▼

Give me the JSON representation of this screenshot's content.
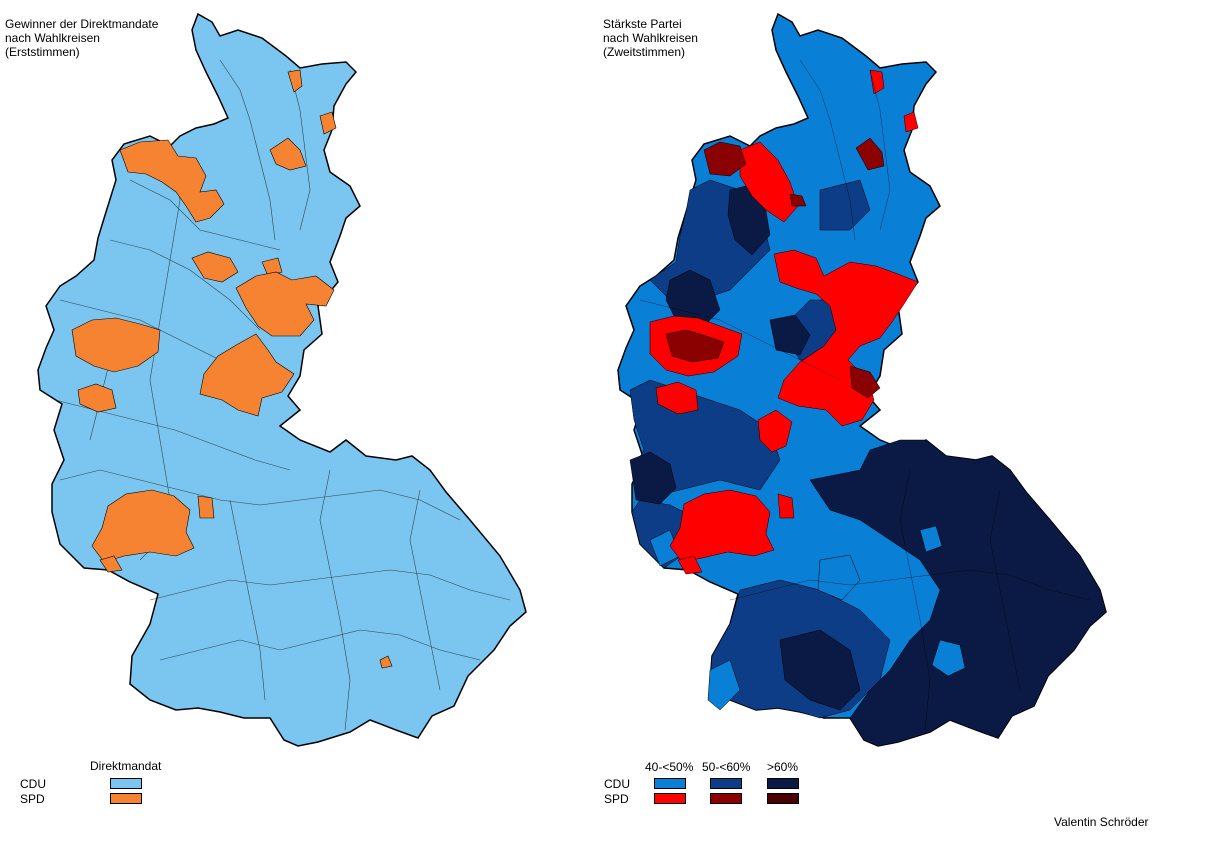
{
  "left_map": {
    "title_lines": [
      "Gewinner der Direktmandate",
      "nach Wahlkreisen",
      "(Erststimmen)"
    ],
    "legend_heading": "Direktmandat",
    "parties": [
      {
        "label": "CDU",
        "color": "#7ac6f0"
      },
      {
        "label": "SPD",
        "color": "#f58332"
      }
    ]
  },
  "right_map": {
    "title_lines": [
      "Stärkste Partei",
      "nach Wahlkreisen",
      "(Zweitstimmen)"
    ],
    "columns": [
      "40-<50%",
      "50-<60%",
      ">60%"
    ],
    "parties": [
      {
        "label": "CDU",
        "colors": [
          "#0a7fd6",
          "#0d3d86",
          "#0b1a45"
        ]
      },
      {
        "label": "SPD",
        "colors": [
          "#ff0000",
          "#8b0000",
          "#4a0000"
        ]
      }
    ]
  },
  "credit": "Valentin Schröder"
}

▲
▼

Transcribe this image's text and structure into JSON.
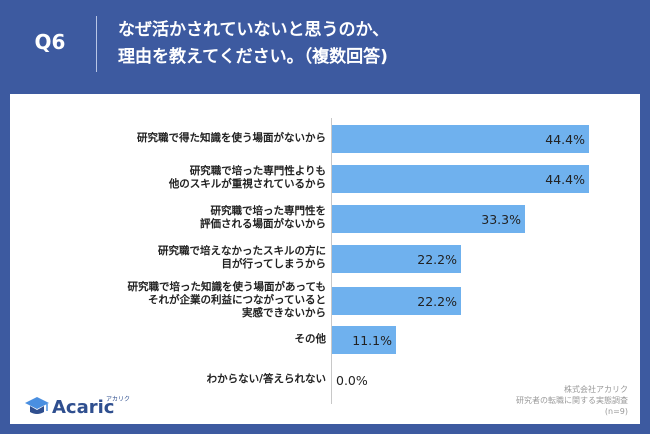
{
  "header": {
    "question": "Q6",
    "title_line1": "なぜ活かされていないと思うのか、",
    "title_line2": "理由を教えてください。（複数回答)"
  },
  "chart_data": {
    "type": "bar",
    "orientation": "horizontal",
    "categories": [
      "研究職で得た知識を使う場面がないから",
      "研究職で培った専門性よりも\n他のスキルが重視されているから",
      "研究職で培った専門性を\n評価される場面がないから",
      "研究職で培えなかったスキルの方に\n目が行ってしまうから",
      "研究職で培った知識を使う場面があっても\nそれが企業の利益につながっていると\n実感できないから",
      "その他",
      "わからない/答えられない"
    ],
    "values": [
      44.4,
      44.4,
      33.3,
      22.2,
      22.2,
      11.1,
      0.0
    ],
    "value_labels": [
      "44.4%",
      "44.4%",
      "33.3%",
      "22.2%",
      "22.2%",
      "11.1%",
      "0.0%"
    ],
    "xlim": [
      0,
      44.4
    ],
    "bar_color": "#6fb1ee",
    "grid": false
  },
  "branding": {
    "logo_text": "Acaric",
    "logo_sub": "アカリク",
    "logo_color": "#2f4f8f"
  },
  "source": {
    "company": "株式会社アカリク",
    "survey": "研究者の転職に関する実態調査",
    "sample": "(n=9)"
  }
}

▲

» **PROMPT**: Pull out the lines above in which the word "JSON" appears.

» **REPLY**:
Give me the JSON representation of this screenshot's content.
Transcribe this image's text and structure into JSON.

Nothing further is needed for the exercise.